### TEXTAUSZUG
--------

Zu einer gänzlich anderen Sicht der Dinge gelangte seinerzeit der griechische Arzt Hippokrates, nach dem der berühmteste Eid der Mediziner benannt ist. Darin heißt es: »Ich (der Arzt) werde niemandem ein tödliches Medikament geben, auch wenn ich darum gebeten würde, noch werde ich in dieser Hinsicht einen Rat erteilen.« Nicht wenige Ärzte rückten später von dieser Eidesformel ab. So sprach sich etwa Christoph Wilhelm Hufeland im Einzelfall für eine vorsichtige Gabe von Medikamenten zur Erleichterung des Sterbens aus, fügte aber hinzu, dass es die vornehmste Bestimmung des Arztes sei, einem todkranken Patienten bis zuletzt beizustehen.

Zum »Dammbruch« kam es nach dem Ersten Weltkrieg. 1920 bereits forderten der Jurist Karl Binding und der Psychiater Alfred Hoche in einer viel gelesenen Schrift die »Freigabe der Vernichtung lebensunwerten Lebens«. Im Dritten Reich wurde diese Forderung von willfährigen Nazi-Ärzten in die Tat umgesetzt, die unter anderem erb- und geisteskranke Menschen in eigens dafür geschaffenen Euthanasie-Anstalten ermordeten. Nach 1945 war das Thema Sterbehilfe deshalb in Deutschland tabu – bis 1973, als über 50 Prozent der Bundesbürger erklärten, ein »Gnadentod auf Wunsch« sei durchaus akzeptabel.

--------

### DATENAUSZÜGE
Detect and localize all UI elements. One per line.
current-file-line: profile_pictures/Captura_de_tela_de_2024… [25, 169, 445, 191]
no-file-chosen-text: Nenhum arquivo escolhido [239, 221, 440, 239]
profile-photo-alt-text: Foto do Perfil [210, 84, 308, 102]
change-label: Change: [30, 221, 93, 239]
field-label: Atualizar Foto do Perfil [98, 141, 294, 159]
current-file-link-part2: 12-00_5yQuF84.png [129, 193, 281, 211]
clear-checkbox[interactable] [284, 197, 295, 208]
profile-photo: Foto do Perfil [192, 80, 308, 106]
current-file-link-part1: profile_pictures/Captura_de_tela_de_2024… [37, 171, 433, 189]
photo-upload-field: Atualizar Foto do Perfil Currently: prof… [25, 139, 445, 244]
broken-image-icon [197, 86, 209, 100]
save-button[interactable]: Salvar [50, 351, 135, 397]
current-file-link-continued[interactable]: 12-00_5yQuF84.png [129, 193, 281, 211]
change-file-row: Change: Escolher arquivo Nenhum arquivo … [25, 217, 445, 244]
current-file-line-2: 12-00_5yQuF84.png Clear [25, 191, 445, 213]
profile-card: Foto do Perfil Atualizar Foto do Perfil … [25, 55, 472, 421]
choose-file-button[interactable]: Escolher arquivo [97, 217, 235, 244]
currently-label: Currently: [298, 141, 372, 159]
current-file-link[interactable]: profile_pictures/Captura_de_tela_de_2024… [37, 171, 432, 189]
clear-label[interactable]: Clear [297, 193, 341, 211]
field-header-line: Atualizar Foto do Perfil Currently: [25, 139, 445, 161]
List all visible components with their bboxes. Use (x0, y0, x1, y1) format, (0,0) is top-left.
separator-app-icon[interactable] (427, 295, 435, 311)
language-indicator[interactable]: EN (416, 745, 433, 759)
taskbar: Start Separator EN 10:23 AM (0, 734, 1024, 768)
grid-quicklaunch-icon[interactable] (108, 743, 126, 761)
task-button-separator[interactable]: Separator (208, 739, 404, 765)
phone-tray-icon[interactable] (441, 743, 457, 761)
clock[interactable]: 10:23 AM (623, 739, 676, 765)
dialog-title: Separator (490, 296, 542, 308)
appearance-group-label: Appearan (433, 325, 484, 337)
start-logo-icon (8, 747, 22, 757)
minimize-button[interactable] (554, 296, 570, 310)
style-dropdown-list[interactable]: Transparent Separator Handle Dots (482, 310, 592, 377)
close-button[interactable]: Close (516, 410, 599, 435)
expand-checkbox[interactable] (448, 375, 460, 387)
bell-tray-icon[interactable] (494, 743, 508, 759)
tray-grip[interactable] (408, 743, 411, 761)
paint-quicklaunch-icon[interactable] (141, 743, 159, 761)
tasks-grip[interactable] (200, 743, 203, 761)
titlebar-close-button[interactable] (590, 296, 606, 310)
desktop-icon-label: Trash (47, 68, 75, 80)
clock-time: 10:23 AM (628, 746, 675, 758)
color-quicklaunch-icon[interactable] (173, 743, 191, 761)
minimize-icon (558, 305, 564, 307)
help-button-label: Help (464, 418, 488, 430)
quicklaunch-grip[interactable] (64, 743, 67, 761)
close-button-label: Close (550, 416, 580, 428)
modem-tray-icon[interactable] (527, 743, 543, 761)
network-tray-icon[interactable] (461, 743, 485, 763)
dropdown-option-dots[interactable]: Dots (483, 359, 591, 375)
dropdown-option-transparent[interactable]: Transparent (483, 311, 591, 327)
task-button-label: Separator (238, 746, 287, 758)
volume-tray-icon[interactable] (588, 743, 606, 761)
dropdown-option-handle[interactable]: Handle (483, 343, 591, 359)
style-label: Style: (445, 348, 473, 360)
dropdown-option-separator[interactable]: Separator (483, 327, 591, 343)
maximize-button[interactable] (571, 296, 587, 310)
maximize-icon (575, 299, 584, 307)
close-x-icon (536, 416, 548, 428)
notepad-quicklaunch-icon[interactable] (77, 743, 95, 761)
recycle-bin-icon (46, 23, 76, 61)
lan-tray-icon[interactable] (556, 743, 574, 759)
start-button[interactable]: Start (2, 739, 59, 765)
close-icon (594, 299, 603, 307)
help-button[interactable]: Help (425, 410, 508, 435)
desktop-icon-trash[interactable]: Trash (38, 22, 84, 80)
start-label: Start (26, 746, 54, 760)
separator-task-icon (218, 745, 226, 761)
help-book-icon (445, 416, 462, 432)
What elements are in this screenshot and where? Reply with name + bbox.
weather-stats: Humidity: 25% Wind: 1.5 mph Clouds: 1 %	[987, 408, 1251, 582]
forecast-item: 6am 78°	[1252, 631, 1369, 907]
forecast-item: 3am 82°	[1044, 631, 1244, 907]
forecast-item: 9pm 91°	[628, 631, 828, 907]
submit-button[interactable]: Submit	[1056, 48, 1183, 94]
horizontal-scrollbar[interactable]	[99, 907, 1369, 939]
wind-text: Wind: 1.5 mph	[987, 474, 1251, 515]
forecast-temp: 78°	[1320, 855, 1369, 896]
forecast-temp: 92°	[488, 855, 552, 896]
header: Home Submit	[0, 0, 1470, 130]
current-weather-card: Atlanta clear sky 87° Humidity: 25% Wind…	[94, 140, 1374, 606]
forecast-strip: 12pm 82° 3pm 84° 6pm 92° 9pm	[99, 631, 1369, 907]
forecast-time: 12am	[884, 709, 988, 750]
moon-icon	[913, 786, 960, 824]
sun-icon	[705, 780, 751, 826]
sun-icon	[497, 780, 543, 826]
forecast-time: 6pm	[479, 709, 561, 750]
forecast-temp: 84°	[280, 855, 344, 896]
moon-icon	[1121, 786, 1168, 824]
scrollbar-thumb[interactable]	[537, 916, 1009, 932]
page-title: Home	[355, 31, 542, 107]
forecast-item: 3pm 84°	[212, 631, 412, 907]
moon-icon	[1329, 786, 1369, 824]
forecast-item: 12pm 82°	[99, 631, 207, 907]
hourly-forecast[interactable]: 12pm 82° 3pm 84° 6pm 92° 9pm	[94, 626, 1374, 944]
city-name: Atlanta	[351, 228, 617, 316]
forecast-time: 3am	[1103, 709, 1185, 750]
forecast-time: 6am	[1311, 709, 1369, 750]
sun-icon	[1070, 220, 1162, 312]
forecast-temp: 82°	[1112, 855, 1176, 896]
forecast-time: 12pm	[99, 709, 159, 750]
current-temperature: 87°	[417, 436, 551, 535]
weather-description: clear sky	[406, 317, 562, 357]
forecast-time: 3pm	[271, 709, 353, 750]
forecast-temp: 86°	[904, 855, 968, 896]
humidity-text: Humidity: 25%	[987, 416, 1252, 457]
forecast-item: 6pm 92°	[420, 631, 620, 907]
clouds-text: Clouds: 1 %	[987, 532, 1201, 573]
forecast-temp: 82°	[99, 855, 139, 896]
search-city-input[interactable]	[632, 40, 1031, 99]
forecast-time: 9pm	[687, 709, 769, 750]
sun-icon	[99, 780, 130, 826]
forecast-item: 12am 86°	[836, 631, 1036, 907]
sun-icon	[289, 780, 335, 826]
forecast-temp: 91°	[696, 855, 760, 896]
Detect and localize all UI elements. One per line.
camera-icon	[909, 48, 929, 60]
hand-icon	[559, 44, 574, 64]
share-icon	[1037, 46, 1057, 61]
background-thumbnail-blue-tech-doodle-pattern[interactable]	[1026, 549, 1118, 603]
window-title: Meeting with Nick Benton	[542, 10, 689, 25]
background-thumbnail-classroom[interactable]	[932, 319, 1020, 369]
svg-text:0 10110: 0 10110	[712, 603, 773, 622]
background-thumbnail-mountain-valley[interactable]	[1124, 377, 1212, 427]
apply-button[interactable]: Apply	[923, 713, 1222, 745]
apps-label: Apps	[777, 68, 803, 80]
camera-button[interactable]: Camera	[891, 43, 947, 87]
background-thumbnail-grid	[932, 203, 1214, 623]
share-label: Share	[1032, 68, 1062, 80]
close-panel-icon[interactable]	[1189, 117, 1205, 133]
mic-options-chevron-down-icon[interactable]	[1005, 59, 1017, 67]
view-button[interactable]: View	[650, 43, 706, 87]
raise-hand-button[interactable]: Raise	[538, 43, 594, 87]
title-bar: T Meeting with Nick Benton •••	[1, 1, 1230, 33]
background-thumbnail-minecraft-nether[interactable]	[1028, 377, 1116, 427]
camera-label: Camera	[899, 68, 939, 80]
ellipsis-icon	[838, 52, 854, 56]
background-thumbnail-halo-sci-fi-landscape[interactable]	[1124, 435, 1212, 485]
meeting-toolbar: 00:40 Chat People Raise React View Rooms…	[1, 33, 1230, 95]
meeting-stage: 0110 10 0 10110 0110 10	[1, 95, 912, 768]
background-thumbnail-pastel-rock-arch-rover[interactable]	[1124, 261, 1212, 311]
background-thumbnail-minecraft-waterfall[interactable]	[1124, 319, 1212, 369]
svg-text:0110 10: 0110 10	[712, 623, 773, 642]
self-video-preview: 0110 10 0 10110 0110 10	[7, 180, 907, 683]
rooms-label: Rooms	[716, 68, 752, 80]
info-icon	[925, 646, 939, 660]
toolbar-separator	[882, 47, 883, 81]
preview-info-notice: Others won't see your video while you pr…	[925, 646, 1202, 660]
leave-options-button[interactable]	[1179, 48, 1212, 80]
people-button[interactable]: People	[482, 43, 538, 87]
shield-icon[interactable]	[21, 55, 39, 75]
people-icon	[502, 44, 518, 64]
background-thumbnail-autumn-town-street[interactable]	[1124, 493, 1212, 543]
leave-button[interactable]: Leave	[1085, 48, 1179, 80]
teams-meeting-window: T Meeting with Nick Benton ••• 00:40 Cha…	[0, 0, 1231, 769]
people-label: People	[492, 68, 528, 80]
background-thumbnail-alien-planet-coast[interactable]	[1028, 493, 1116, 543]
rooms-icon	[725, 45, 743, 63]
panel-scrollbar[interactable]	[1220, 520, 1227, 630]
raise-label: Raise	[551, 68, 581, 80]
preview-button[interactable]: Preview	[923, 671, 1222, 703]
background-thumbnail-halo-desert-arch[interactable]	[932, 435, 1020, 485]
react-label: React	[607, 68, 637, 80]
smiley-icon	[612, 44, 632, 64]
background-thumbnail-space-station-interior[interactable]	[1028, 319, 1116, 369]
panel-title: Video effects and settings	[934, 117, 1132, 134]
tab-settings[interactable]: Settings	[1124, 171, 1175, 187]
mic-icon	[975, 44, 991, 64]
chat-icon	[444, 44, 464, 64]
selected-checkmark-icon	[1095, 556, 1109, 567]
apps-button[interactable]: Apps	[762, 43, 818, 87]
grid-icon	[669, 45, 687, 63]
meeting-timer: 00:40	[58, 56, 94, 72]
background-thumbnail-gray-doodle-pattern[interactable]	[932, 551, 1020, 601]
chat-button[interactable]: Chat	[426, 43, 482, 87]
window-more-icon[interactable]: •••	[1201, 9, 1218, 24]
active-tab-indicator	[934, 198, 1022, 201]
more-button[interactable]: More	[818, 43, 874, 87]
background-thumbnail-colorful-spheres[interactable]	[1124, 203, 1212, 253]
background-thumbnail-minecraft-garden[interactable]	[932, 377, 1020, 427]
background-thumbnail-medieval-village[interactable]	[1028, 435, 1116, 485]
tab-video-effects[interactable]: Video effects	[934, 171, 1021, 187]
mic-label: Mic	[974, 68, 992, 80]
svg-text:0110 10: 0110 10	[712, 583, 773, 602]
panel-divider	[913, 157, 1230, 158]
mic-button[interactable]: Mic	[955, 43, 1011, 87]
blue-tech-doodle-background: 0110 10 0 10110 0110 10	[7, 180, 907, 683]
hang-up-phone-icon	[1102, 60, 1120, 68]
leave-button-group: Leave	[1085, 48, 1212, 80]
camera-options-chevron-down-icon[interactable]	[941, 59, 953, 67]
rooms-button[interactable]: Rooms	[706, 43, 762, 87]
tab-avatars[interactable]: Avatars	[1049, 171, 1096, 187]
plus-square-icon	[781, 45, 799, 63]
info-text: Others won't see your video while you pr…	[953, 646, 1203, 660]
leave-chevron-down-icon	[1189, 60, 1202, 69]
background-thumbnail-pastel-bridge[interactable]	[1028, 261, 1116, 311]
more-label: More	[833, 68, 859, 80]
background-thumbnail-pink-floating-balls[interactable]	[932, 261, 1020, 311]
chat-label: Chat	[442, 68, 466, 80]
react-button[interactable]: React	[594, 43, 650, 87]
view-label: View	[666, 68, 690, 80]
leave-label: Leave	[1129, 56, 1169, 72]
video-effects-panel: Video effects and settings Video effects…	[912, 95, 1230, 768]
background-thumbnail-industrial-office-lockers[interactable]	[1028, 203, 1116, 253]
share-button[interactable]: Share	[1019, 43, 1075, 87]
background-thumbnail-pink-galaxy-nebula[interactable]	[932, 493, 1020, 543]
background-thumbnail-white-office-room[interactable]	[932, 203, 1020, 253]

--------

### AUFGABEN
• A. Gib aus dem Text über die Sterbehilfe den Abschnitt wörtlich wieder, der mit „Zu einer gänzlich“ anfängt und mit „bis zuletzt beizustehen.“ aufhört.
• B. Setze den Text über die Sterbehilfe nach seinem letzten Satz fort.

### ERWARTETE ERGEBNISSE
• A.
Zu einer gänzlich anderen Sicht der Dinge gelangte seinerzeit der griechische Arzt Hippokrates, nach dem der berühmteste Eid der Mediziner benannt ist. Darin heißt es: »Ich (der Arzt) werde niemandem ein tödliches Medikament geben, auch wenn ich darum gebeten würde, noch werde ich in dieser Hinsicht einen Rat erteilen.« Nicht wenige Ärzte rückten später von dieser Eidesformel ab. So sprach sich etwa Christoph Wilhelm Hufeland im Einzelfall für eine vorsichtige Gabe von Medikamenten zur Erleichterung des Sterbens aus, fügte aber hinzu, dass es die vornehmste Bestimmung des Arztes sei, einem todkranken Patienten bis zuletzt beizustehen.

• B.
Zugleich häuften sich die Fälle von aktiver Sterbehilfe. 1984 besorgte der umstrittene Chirurg Julius Hackethal einer krebskranken Patientin Zyankali. Hingegen war die 79-jährige Bettina S., die mit Unterstützung des Hamburger Exsenators Roger Kusch 2007 Selbstmord beging, nicht einmal schwer krank. Sie befürchtete nur, ihr Leben in einem Pflegeheim beenden zu müssen.

Auch die »Deutsche Gesellschaft für Humanes Sterben« (DGHS) tritt seit Jahren dafür ein, die Beihilfe zur Selbsttötung eines unheilbar Kranken zu legalisieren, und stößt damit namentlich bei Ärzten auf heftigen Widerstand. Lediglich passive Sterbehilfe, die den bewussten Verzicht auf lebensverlängernde Maßnahmen einschließt, ist mit vorheriger Zustimmung des Patienten erlaubt. Straflos bleibt auch, wer als Arzt den Tod eines sterbenden Menschen etwa durch die Gabe starker Schmerzmittel unabsichtlich beschleunigt. Die subjektive Lebensqualität des Patienten sei hier höher zu bewerten als die Lebensdauer, stellte der Bundesgerichtshof (BGH) dazu 1996 fest.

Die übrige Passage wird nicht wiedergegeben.